Dataset entries on figures
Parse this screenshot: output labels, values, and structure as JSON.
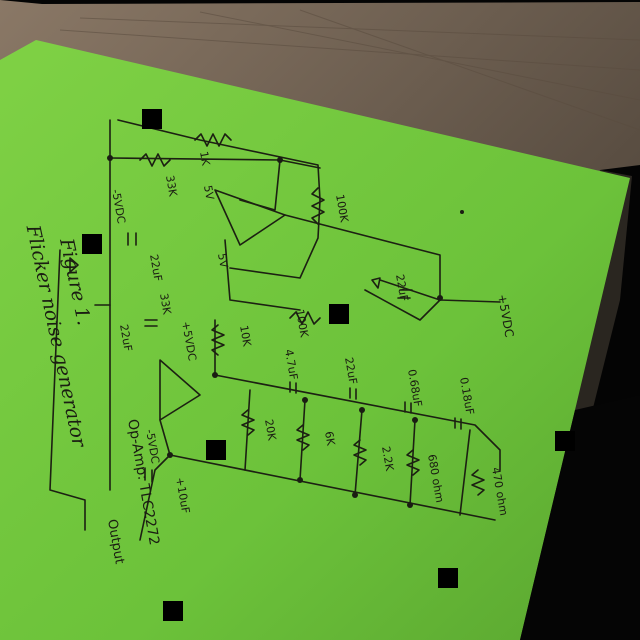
{
  "photo": {
    "paper_color": "#6fc23e",
    "table_color": "#6b5b4c"
  },
  "notebook": {
    "title_line1": "Figure 1.",
    "title_line2": "Flicker noise generator",
    "opamp_note": "Op-Amp: TLC2272",
    "output_label": "Output",
    "pos_supply": "+5VDC",
    "neg_supply": "-5VDC",
    "components": {
      "r_1k": "1K",
      "r_100k_top": "100K",
      "r_33k_a": "33K",
      "r_33k_b": "33K",
      "r_10k": "10K",
      "r_100k_mid": "100K",
      "c_22uf_a": "22uF",
      "c_22uf_b": "22uF",
      "c_22uf_c": "22uF",
      "c_4_7uf_a": "4.7uF",
      "c_4_7uf_b": "4.7uF",
      "c_22uf_d": "22uF",
      "c_0_68uf": "0.68uF",
      "c_0_18uf": "0.18uF",
      "c_10uf_out": "+10uF",
      "r_20k": "20K",
      "r_6k": "6K",
      "r_2_2k": "2.2K",
      "r_680": "680 ohm",
      "r_470": "470 ohm",
      "v5_label": "5V",
      "v5_label_b": "5V",
      "pos5_a": "+5VDC",
      "neg5_b": "-5VDC"
    }
  }
}
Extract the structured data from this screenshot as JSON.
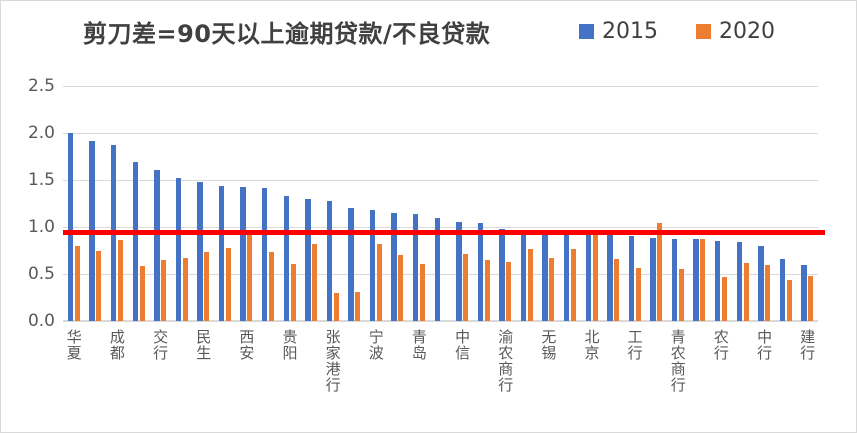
{
  "title": "剪刀差=90天以上逾期贷款/不良贷款",
  "legend": [
    {
      "label": "2015",
      "color": "#4472C4"
    },
    {
      "label": "2020",
      "color": "#ED7D31"
    }
  ],
  "colors": {
    "series_2015": "#4472C4",
    "series_2020": "#ED7D31",
    "reference_line": "#FF0000",
    "gridline": "#D9D9D9",
    "axis_text": "#595959",
    "title_text": "#404040"
  },
  "chart_data": {
    "type": "bar",
    "title": "剪刀差=90天以上逾期贷款/不良贷款",
    "xlabel": "",
    "ylabel": "",
    "ylim": [
      0,
      2.5
    ],
    "ytick_labels": [
      "0.0",
      "0.5",
      "1.0",
      "1.5",
      "2.0",
      "2.5"
    ],
    "grid": true,
    "legend_position": "top-right",
    "note": "35 paired bars; only every other category is labeled on the axis",
    "categories": [
      "华夏",
      "",
      "成都",
      "",
      "交行",
      "",
      "民生",
      "",
      "西安",
      "",
      "贵阳",
      "",
      "张家港行",
      "",
      "宁波",
      "",
      "青岛",
      "",
      "中信",
      "",
      "渝农商行",
      "",
      "无锡",
      "",
      "北京",
      "",
      "工行",
      "",
      "青农商行",
      "",
      "农行",
      "",
      "中行",
      "",
      "建行"
    ],
    "series": [
      {
        "name": "2015",
        "color": "#4472C4",
        "values": [
          2.0,
          1.92,
          1.87,
          1.69,
          1.61,
          1.52,
          1.48,
          1.44,
          1.43,
          1.42,
          1.33,
          1.3,
          1.28,
          1.2,
          1.18,
          1.15,
          1.14,
          1.1,
          1.05,
          1.04,
          0.98,
          0.93,
          0.92,
          0.92,
          0.92,
          0.91,
          0.9,
          0.88,
          0.87,
          0.87,
          0.85,
          0.84,
          0.8,
          0.66,
          0.6
        ]
      },
      {
        "name": "2020",
        "color": "#ED7D31",
        "values": [
          0.8,
          0.74,
          0.86,
          0.59,
          0.65,
          0.67,
          0.73,
          0.78,
          0.91,
          0.73,
          0.61,
          0.82,
          0.3,
          0.31,
          0.82,
          0.7,
          0.61,
          null,
          0.71,
          0.65,
          0.63,
          0.77,
          0.67,
          0.77,
          0.92,
          0.66,
          0.56,
          1.04,
          0.55,
          0.87,
          0.47,
          0.62,
          0.6,
          0.44,
          0.48
        ]
      }
    ],
    "reference_line": {
      "value": 0.94,
      "color": "#FF0000"
    }
  }
}
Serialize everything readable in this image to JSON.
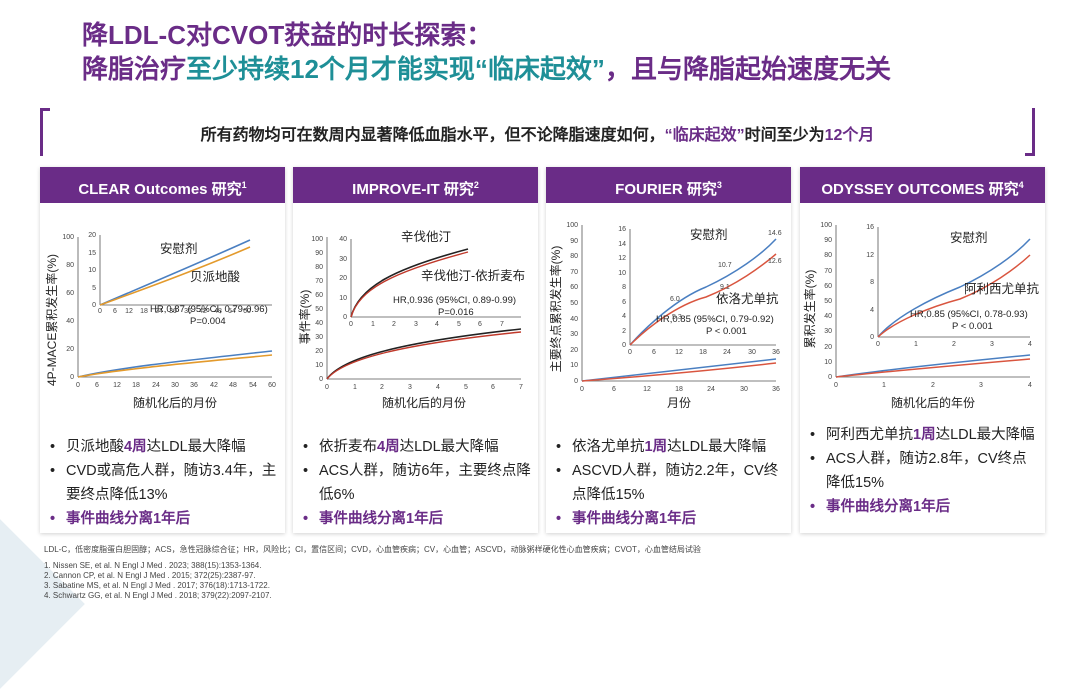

- **Problem to work on**: Return the listing above unchanged, apart from dropping its pictures.

- **Finished task**:
Parse this screenshot: output labels, values, and structure as JSON.
{
  "photo": {
    "paper_color": "#6fc23e",
    "table_color": "#6b5b4c"
  },
  "notebook": {
    "title_line1": "Figure 1.",
    "title_line2": "Flicker noise generator",
    "opamp_note": "Op-Amp: TLC2272",
    "output_label": "Output",
    "pos_supply": "+5VDC",
    "neg_supply": "-5VDC",
    "components": {
      "r_1k": "1K",
      "r_100k_top": "100K",
      "r_33k_a": "33K",
      "r_33k_b": "33K",
      "r_10k": "10K",
      "r_100k_mid": "100K",
      "c_22uf_a": "22uF",
      "c_22uf_b": "22uF",
      "c_22uf_c": "22uF",
      "c_4_7uf_a": "4.7uF",
      "c_4_7uf_b": "4.7uF",
      "c_22uf_d": "22uF",
      "c_0_68uf": "0.68uF",
      "c_0_18uf": "0.18uF",
      "c_10uf_out": "+10uF",
      "r_20k": "20K",
      "r_6k": "6K",
      "r_2_2k": "2.2K",
      "r_680": "680 ohm",
      "r_470": "470 ohm",
      "v5_label": "5V",
      "v5_label_b": "5V",
      "pos5_a": "+5VDC",
      "neg5_b": "-5VDC"
    }
  }
}
Extract the structured data from this screenshot as JSON.
{
  "title": "剪刀差=90天以上逾期贷款/不良贷款",
  "legend": [
    {
      "label": "2015",
      "color": "#4472C4"
    },
    {
      "label": "2020",
      "color": "#ED7D31"
    }
  ],
  "colors": {
    "series_2015": "#4472C4",
    "series_2020": "#ED7D31",
    "reference_line": "#FF0000",
    "gridline": "#D9D9D9",
    "axis_text": "#595959",
    "title_text": "#404040"
  },
  "chart_data": {
    "type": "bar",
    "title": "剪刀差=90天以上逾期贷款/不良贷款",
    "xlabel": "",
    "ylabel": "",
    "ylim": [
      0,
      2.5
    ],
    "ytick_labels": [
      "0.0",
      "0.5",
      "1.0",
      "1.5",
      "2.0",
      "2.5"
    ],
    "grid": true,
    "legend_position": "top-right",
    "note": "35 paired bars; only every other category is labeled on the axis",
    "categories": [
      "华夏",
      "",
      "成都",
      "",
      "交行",
      "",
      "民生",
      "",
      "西安",
      "",
      "贵阳",
      "",
      "张家港行",
      "",
      "宁波",
      "",
      "青岛",
      "",
      "中信",
      "",
      "渝农商行",
      "",
      "无锡",
      "",
      "北京",
      "",
      "工行",
      "",
      "青农商行",
      "",
      "农行",
      "",
      "中行",
      "",
      "建行"
    ],
    "series": [
      {
        "name": "2015",
        "color": "#4472C4",
        "values": [
          2.0,
          1.92,
          1.87,
          1.69,
          1.61,
          1.52,
          1.48,
          1.44,
          1.43,
          1.42,
          1.33,
          1.3,
          1.28,
          1.2,
          1.18,
          1.15,
          1.14,
          1.1,
          1.05,
          1.04,
          0.98,
          0.93,
          0.92,
          0.92,
          0.92,
          0.91,
          0.9,
          0.88,
          0.87,
          0.87,
          0.85,
          0.84,
          0.8,
          0.66,
          0.6
        ]
      },
      {
        "name": "2020",
        "color": "#ED7D31",
        "values": [
          0.8,
          0.74,
          0.86,
          0.59,
          0.65,
          0.67,
          0.73,
          0.78,
          0.91,
          0.73,
          0.61,
          0.82,
          0.3,
          0.31,
          0.82,
          0.7,
          0.61,
          null,
          0.71,
          0.65,
          0.63,
          0.77,
          0.67,
          0.77,
          0.92,
          0.66,
          0.56,
          1.04,
          0.55,
          0.87,
          0.47,
          0.62,
          0.6,
          0.44,
          0.48
        ]
      }
    ],
    "reference_line": {
      "value": 0.94,
      "color": "#FF0000"
    }
  }
}
Serialize everything readable in this image to JSON.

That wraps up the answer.